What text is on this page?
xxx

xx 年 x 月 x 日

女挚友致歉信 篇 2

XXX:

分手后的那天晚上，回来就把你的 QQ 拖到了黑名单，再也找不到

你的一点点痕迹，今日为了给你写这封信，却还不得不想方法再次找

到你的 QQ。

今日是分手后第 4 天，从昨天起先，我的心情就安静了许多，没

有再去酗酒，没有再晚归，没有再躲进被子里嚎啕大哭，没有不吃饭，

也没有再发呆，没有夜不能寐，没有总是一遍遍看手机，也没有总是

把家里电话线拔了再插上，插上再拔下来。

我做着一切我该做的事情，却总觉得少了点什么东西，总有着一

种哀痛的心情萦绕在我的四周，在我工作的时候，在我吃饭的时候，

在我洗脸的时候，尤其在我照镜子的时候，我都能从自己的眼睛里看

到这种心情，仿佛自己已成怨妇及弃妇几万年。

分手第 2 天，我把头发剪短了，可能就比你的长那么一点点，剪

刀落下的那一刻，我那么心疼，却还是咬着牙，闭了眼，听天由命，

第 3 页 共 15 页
┄┄┄┄┄┄┄┄┄┄┄┄┄┄┄┄┄┄┄┄
== PROBLEM STATEMENT ==
Type the whole listing again, unaltered.

== WRITTEN ANSWER ==
What text is on this page?
xxx

xx 年 x 月 x 日

女挚友致歉信 篇 2

XXX:

分手后的那天晚上，回来就把你的 QQ 拖到了黑名单，再也找不到

你的一点点痕迹，今日为了给你写这封信，却还不得不想方法再次找

到你的 QQ。

今日是分手后第 4 天，从昨天起先，我的心情就安静了许多，没

有再去酗酒，没有再晚归，没有再躲进被子里嚎啕大哭，没有不吃饭，

也没有再发呆，没有夜不能寐，没有总是一遍遍看手机，也没有总是

把家里电话线拔了再插上，插上再拔下来。

我做着一切我该做的事情，却总觉得少了点什么东西，总有着一

种哀痛的心情萦绕在我的四周，在我工作的时候，在我吃饭的时候，

在我洗脸的时候，尤其在我照镜子的时候，我都能从自己的眼睛里看

到这种心情，仿佛自己已成怨妇及弃妇几万年。

分手第 2 天，我把头发剪短了，可能就比你的长那么一点点，剪

刀落下的那一刻，我那么心疼，却还是咬着牙，闭了眼，听天由命，

第 3 页 共 15 页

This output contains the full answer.